(Saved entries)
^^^^^^^^
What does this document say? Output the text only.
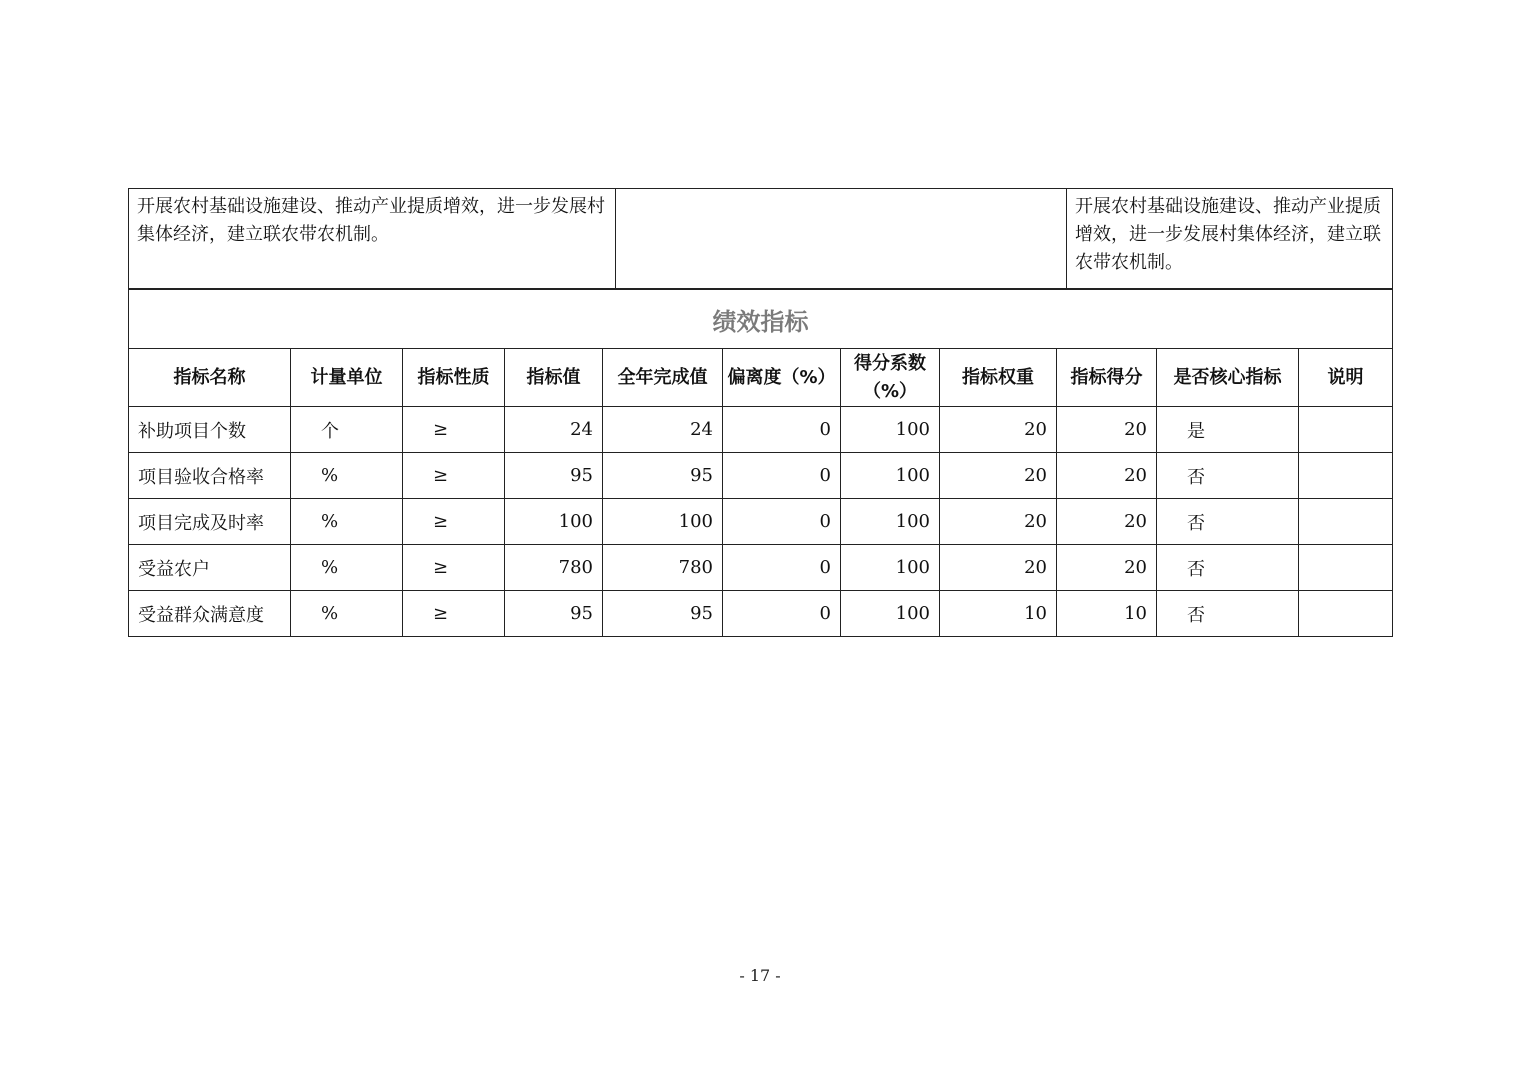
开展农村基础设施建设、推动产业提质增效，进一步发展村集体经济，建立联农带农机制。		开展农村基础设施建设、推动产业提质增效，进一步发展村集体经济，建立联农带农机制。
绩效指标										
指标名称	计量单位	指标性质	指标值	全年完成值	偏离度（%）	得分系数（%）	指标权重	指标得分	是否核心指标	说明
补助项目个数	个	≥	24	24	0	100	20	20	是	
项目验收合格率	%	≥	95	95	0	100	20	20	否	
项目完成及时率	%	≥	100	100	0	100	20	20	否	
受益农户	%	≥	780	780	0	100	20	20	否	
受益群众满意度	%	≥	95	95	0	100	10	10	否	
- 17 -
^^^^^^^^
▶ [What to work on]:
Write out all the entries exactly, except for the pictures.

▶ [Expected output]:
What does this document say? Output the text only.
开展农村基础设施建设、推动产业提质增效，进一步发展村集体经济，建立联农带农机制。		开展农村基础设施建设、推动产业提质增效，进一步发展村集体经济，建立联农带农机制。
绩效指标										
指标名称	计量单位	指标性质	指标值	全年完成值	偏离度（%）	得分系数（%）	指标权重	指标得分	是否核心指标	说明
补助项目个数	个	≥	24	24	0	100	20	20	是	
项目验收合格率	%	≥	95	95	0	100	20	20	否	
项目完成及时率	%	≥	100	100	0	100	20	20	否	
受益农户	%	≥	780	780	0	100	20	20	否	
受益群众满意度	%	≥	95	95	0	100	10	10	否	
- 17 -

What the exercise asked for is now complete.